» **INSTRUCTION**:
Copy each line in the data that includes the word "document".

» **DATA FOR THIS TASK**:
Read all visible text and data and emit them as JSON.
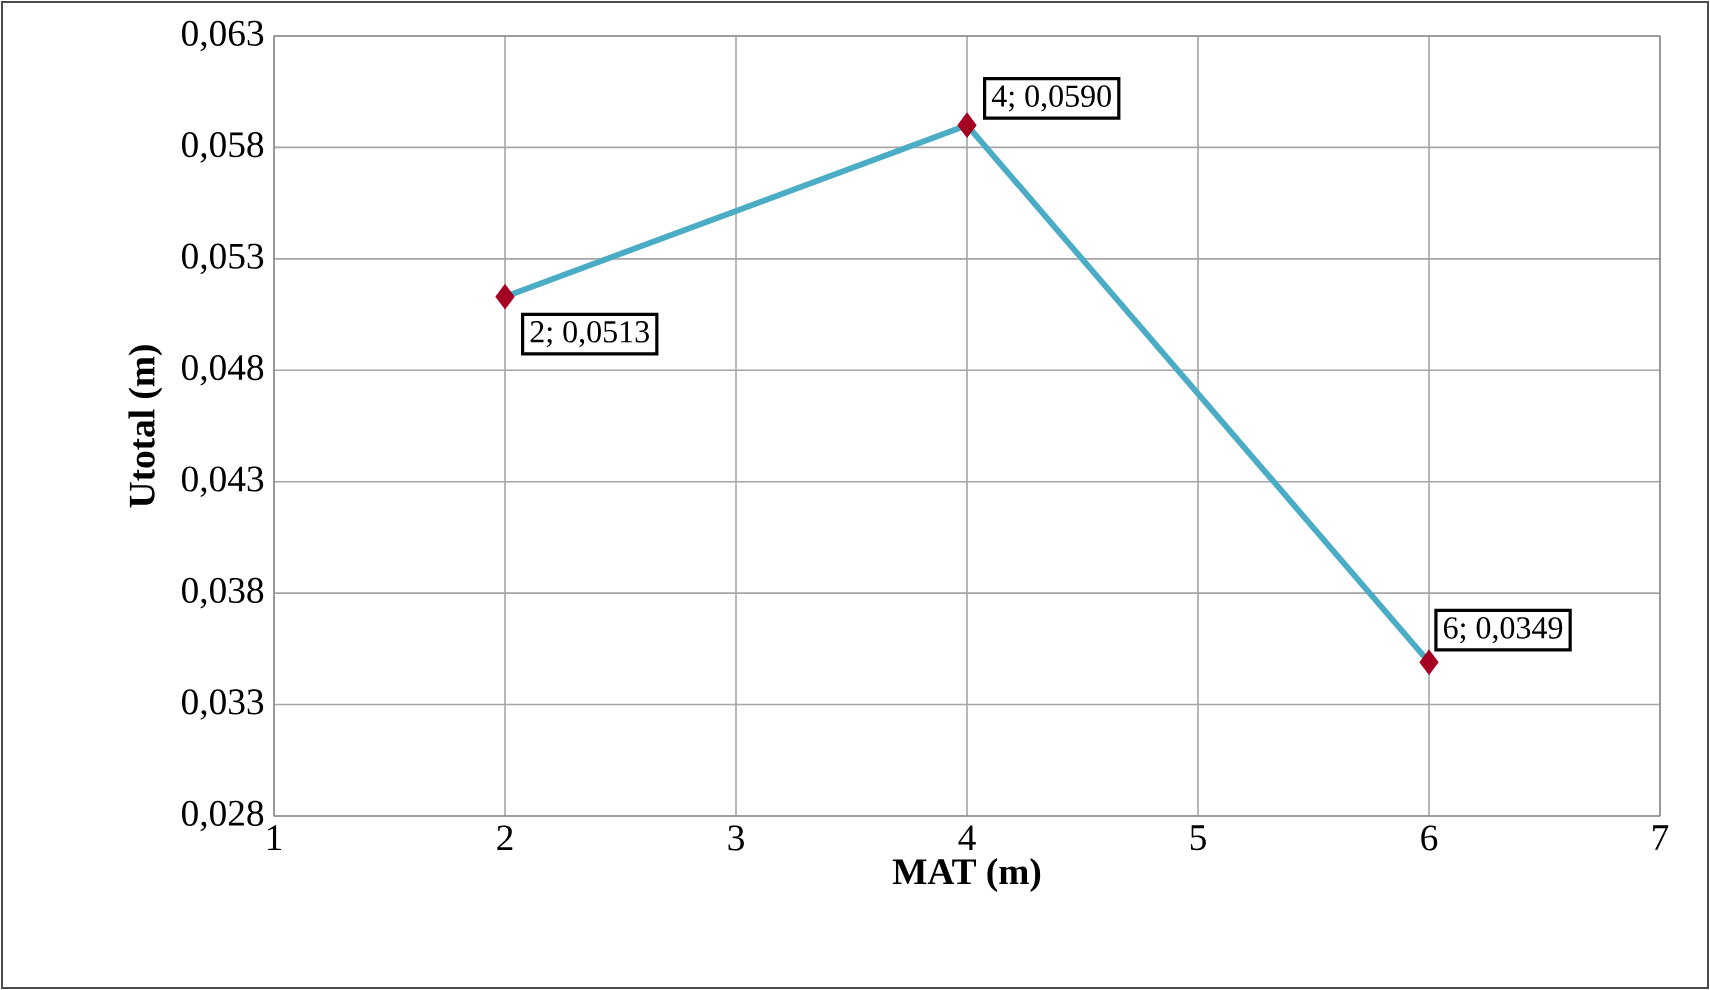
{
  "chart_data": {
    "type": "line",
    "xlabel": "MAT (m)",
    "ylabel": "Utotal (m)",
    "x": [
      2,
      4,
      6
    ],
    "series": [
      {
        "color": "#4bacc6",
        "colors": [
          "#a50021",
          "#a50021",
          "#a50021"
        ],
        "values": [
          0.0513,
          0.059,
          0.0349
        ]
      }
    ],
    "xlim": [
      1,
      7
    ],
    "xticks": [
      1,
      2,
      3,
      4,
      5,
      6,
      7
    ],
    "ylim": [
      0.028,
      0.063
    ],
    "yticks": [
      {
        "value": 0.028,
        "label": "0,028"
      },
      {
        "value": 0.033,
        "label": "0,033"
      },
      {
        "value": 0.038,
        "label": "0,038"
      },
      {
        "value": 0.043,
        "label": "0,043"
      },
      {
        "value": 0.048,
        "label": "0,048"
      },
      {
        "value": 0.053,
        "label": "0,053"
      },
      {
        "value": 0.058,
        "label": "0,058"
      },
      {
        "value": 0.063,
        "label": "0,063"
      }
    ],
    "grid": true,
    "marker": "diamond",
    "line_style": "solid",
    "annotations": [
      {
        "text": "2; 0,0513",
        "x": 2,
        "y": 0.0513
      },
      {
        "text": "4; 0,0590",
        "x": 4,
        "y": 0.059
      },
      {
        "text": "6; 0,0349",
        "x": 6,
        "y": 0.0349
      }
    ]
  }
}
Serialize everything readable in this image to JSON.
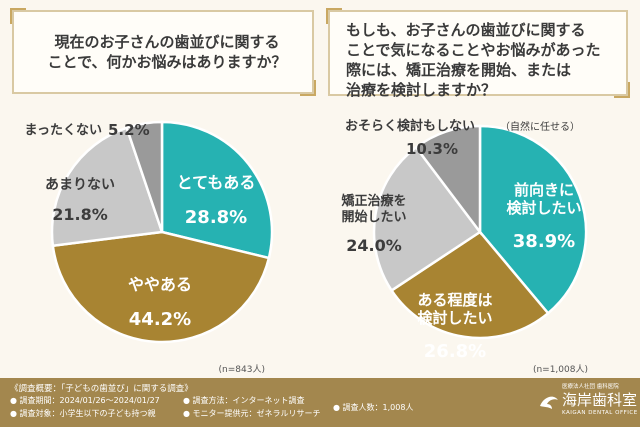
{
  "colors": {
    "teal": "#26b2b2",
    "brown": "#a88432",
    "light_gray": "#c8c8c8",
    "dark_gray": "#9a9a9a",
    "frame": "#d9c9a3",
    "footer_bg": "#a3874e"
  },
  "questions": {
    "q1": "現在のお子さんの歯並びに関する\nことで、何かお悩みはありますか？",
    "q2": "もしも、お子さんの歯並びに関する\nことで気になることやお悩みがあった\n際には、矯正治療を開始、または\n治療を検討しますか？"
  },
  "chart_data": [
    {
      "type": "pie",
      "slices": [
        {
          "label": "とてもある",
          "value": 28.8,
          "color": "#26b2b2"
        },
        {
          "label": "ややある",
          "value": 44.2,
          "color": "#a88432"
        },
        {
          "label": "あまりない",
          "value": 21.8,
          "color": "#c8c8c8"
        },
        {
          "label": "まったくない",
          "value": 5.2,
          "color": "#9a9a9a"
        }
      ],
      "sample_note": "(n=843人)"
    },
    {
      "type": "pie",
      "slices": [
        {
          "label": "前向きに\n検討したい",
          "value": 38.9,
          "color": "#26b2b2"
        },
        {
          "label": "ある程度は\n検討したい",
          "value": 26.8,
          "color": "#a88432"
        },
        {
          "label": "矯正治療を\n開始したい",
          "value": 24.0,
          "color": "#c8c8c8"
        },
        {
          "label": "おそらく検討もしない",
          "sublabel": "（自然に任せる）",
          "value": 10.3,
          "color": "#9a9a9a"
        }
      ],
      "sample_note": "(n=1,008人)"
    }
  ],
  "survey": {
    "heading": "《調査概要：「子どもの歯並び」に関する調査》",
    "period": "調査期間：2024/01/26～2024/01/27",
    "target": "調査対象：小学生以下の子ども持つ親",
    "method": "調査方法：インターネット調査",
    "provider": "モニター提供元：ゼネラルリサーチ",
    "count": "調査人数：1,008人"
  },
  "logo": {
    "corp": "医療法人社団 歯科医院",
    "name": "海岸歯科室",
    "roman": "KAIGAN DENTAL OFFICE"
  }
}
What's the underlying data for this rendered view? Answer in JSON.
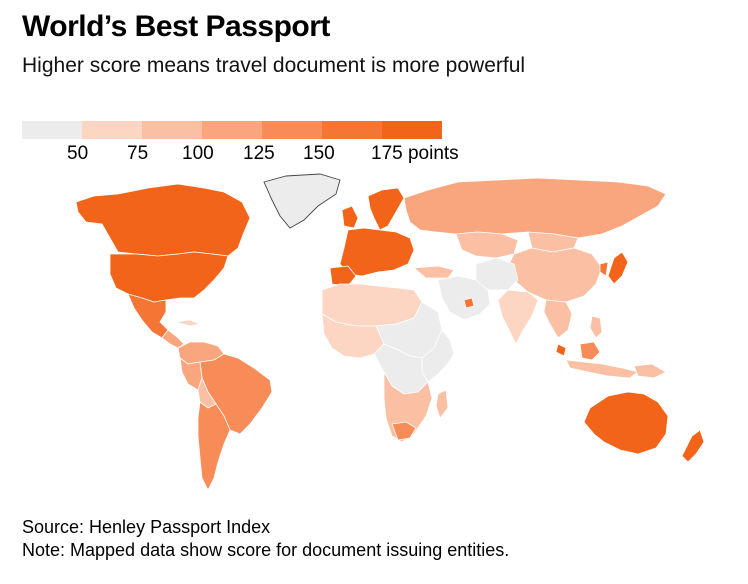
{
  "title": "World’s Best Passport",
  "subtitle": "Higher score means travel document is more powerful",
  "legend": {
    "colors": [
      "#ececec",
      "#fcd5c3",
      "#fbbfa3",
      "#f9a67e",
      "#f78c58",
      "#f57535",
      "#f26419"
    ],
    "labels": [
      "50",
      "75",
      "100",
      "125",
      "150",
      "175 points"
    ]
  },
  "map_palette": {
    "ocean": "#ffffff",
    "border": "#ffffff",
    "outline": "#444444"
  },
  "footer": {
    "source": "Source: Henley Passport Index",
    "note": "Note: Mapped data show score for document issuing entities."
  }
}
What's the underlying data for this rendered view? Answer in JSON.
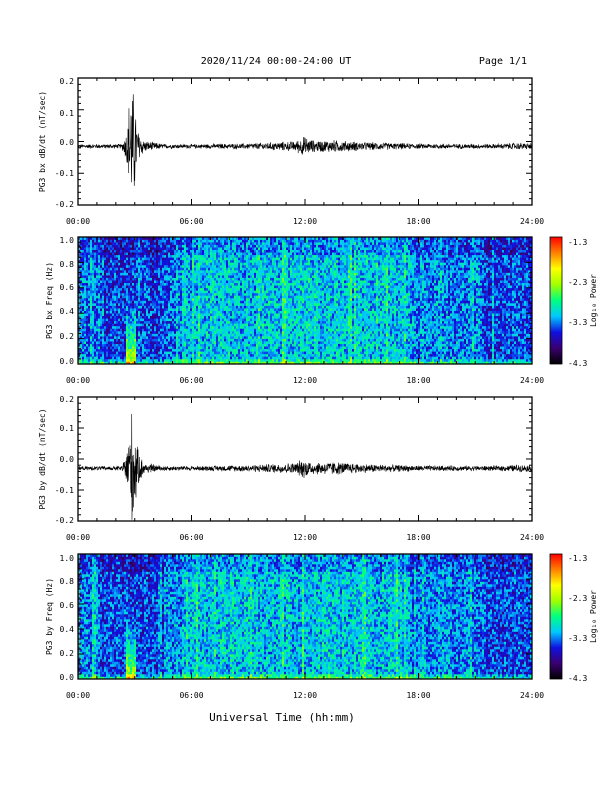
{
  "header": {
    "title": "2020/11/24  00:00-24:00 UT",
    "page": "Page 1/1"
  },
  "xlabel": "Universal Time (hh:mm)",
  "colors": {
    "line": "#000000",
    "frame": "#000000"
  },
  "colorscale": [
    "#000000",
    "#3a0070",
    "#1010e0",
    "#00c8ff",
    "#00ff80",
    "#a0ff00",
    "#ffff00",
    "#ff8000",
    "#ff0000"
  ],
  "chart_data": [
    {
      "type": "line",
      "name": "bx-waveform",
      "ylabel": "PG3 bx dB/dt (nT/sec)",
      "xlim": [
        0,
        24
      ],
      "ylim": [
        -0.2,
        0.2
      ],
      "xticks": [
        "00:00",
        "06:00",
        "12:00",
        "18:00",
        "24:00"
      ],
      "yticks": [
        "0.2",
        "0.1",
        "0.0",
        "-0.1",
        "-0.2"
      ],
      "baseline": -0.015,
      "envelope": [
        [
          0,
          0.007
        ],
        [
          2.3,
          0.008
        ],
        [
          2.55,
          0.05
        ],
        [
          2.75,
          0.2
        ],
        [
          2.95,
          0.2
        ],
        [
          3.15,
          0.06
        ],
        [
          3.5,
          0.02
        ],
        [
          4.5,
          0.008
        ],
        [
          6,
          0.007
        ],
        [
          9.0,
          0.01
        ],
        [
          11.5,
          0.018
        ],
        [
          11.9,
          0.035
        ],
        [
          12.5,
          0.02
        ],
        [
          13.5,
          0.022
        ],
        [
          15,
          0.015
        ],
        [
          18,
          0.009
        ],
        [
          22,
          0.008
        ],
        [
          23.2,
          0.012
        ],
        [
          24,
          0.01
        ]
      ]
    },
    {
      "type": "heatmap",
      "name": "bx-spectrogram",
      "ylabel": "PG3 bx Freq (Hz)",
      "xlim": [
        0,
        24
      ],
      "ylim": [
        0.0,
        1.0
      ],
      "xticks": [
        "00:00",
        "06:00",
        "12:00",
        "18:00",
        "24:00"
      ],
      "yticks": [
        "1.0",
        "0.8",
        "0.6",
        "0.4",
        "0.2",
        "0.0"
      ],
      "colorbar": {
        "label": "Log₁₀ Power",
        "ticks": [
          "-1.3",
          "-2.3",
          "-3.3",
          "-4.3"
        ],
        "range": [
          -4.3,
          -1.3
        ]
      }
    },
    {
      "type": "line",
      "name": "by-waveform",
      "ylabel": "PG3 by dB/dt (nT/sec)",
      "xlim": [
        0,
        24
      ],
      "ylim": [
        -0.2,
        0.2
      ],
      "xticks": [
        "00:00",
        "06:00",
        "12:00",
        "18:00",
        "24:00"
      ],
      "yticks": [
        "0.2",
        "0.1",
        "0.0",
        "-0.1",
        "-0.2"
      ],
      "baseline": -0.03,
      "envelope": [
        [
          0,
          0.007
        ],
        [
          2.3,
          0.008
        ],
        [
          2.55,
          0.05
        ],
        [
          2.75,
          0.2
        ],
        [
          2.95,
          0.2
        ],
        [
          3.15,
          0.07
        ],
        [
          3.5,
          0.02
        ],
        [
          4.5,
          0.009
        ],
        [
          6,
          0.008
        ],
        [
          9.0,
          0.012
        ],
        [
          11.5,
          0.02
        ],
        [
          11.9,
          0.035
        ],
        [
          12.5,
          0.022
        ],
        [
          13.5,
          0.024
        ],
        [
          15,
          0.016
        ],
        [
          18,
          0.01
        ],
        [
          22,
          0.009
        ],
        [
          23.2,
          0.013
        ],
        [
          24,
          0.011
        ]
      ]
    },
    {
      "type": "heatmap",
      "name": "by-spectrogram",
      "ylabel": "PG3 by Freq (Hz)",
      "xlim": [
        0,
        24
      ],
      "ylim": [
        0.0,
        1.0
      ],
      "xticks": [
        "00:00",
        "06:00",
        "12:00",
        "18:00",
        "24:00"
      ],
      "yticks": [
        "1.0",
        "0.8",
        "0.6",
        "0.4",
        "0.2",
        "0.0"
      ],
      "colorbar": {
        "label": "Log₁₀ Power",
        "ticks": [
          "-1.3",
          "-2.3",
          "-3.3",
          "-4.3"
        ],
        "range": [
          -4.3,
          -1.3
        ]
      }
    }
  ]
}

» **FULL SOLUTION**:
  "subtitle": "Higher score means travel document is more powerful",
    "note": "Note: Mapped data show score for document issuing entities."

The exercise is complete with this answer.